## What to work on
Go through the entries below and give the number of lines that have the string "Helsinki", and only that.

## Records to use
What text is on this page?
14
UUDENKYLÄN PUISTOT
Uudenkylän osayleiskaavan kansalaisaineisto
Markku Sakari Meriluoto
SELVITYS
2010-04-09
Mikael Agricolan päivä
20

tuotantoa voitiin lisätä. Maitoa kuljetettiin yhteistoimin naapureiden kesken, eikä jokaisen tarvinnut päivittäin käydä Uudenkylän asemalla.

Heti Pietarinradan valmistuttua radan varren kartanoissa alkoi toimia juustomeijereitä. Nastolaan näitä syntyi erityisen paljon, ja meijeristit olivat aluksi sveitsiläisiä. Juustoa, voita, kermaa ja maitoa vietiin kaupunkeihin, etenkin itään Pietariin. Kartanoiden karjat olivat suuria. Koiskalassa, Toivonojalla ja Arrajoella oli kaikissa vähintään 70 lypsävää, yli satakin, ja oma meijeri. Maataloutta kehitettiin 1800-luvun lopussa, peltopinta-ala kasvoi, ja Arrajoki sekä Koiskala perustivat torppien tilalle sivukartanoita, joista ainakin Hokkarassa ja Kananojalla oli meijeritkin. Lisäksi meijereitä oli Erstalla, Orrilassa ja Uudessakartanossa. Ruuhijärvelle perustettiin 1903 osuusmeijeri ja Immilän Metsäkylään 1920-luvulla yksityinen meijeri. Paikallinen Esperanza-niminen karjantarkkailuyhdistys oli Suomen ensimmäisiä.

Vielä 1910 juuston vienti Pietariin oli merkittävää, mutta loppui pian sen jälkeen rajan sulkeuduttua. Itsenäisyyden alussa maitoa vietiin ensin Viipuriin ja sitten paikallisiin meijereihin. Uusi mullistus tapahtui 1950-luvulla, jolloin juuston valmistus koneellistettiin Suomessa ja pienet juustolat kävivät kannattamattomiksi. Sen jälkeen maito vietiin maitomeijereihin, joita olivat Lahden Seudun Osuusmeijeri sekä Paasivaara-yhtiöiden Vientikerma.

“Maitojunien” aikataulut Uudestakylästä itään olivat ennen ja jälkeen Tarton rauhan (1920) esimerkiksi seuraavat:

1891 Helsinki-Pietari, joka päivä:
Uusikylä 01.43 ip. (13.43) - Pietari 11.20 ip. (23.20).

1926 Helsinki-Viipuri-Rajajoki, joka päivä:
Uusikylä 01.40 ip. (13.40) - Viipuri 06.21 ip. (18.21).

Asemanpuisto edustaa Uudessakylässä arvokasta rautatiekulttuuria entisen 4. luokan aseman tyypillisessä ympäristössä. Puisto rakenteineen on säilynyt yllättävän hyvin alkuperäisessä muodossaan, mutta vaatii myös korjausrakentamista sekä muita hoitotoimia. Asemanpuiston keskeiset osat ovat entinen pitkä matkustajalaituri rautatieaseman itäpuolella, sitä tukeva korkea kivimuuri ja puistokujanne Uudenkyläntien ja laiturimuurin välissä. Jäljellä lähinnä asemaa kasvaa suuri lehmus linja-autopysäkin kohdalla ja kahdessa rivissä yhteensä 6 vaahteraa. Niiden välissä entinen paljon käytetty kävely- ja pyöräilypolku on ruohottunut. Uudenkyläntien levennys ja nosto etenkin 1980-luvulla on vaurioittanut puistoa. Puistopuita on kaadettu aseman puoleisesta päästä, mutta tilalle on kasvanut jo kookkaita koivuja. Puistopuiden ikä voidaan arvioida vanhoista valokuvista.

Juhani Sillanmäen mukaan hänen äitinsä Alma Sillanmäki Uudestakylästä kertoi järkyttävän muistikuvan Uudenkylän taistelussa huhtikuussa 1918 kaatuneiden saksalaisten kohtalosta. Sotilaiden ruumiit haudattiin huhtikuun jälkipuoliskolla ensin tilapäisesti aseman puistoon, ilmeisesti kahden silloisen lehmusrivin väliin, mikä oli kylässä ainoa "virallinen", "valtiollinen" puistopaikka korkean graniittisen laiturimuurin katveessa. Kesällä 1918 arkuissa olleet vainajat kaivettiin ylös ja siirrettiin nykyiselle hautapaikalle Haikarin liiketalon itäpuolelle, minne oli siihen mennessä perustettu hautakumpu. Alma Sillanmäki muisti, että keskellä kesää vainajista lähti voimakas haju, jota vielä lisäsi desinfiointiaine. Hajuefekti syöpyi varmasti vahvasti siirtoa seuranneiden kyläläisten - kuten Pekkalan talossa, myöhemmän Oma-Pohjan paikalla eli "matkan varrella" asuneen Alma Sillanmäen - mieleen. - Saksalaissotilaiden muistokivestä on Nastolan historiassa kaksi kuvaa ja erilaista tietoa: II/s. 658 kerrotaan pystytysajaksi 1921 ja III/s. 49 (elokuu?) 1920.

## Answer to the exercise
2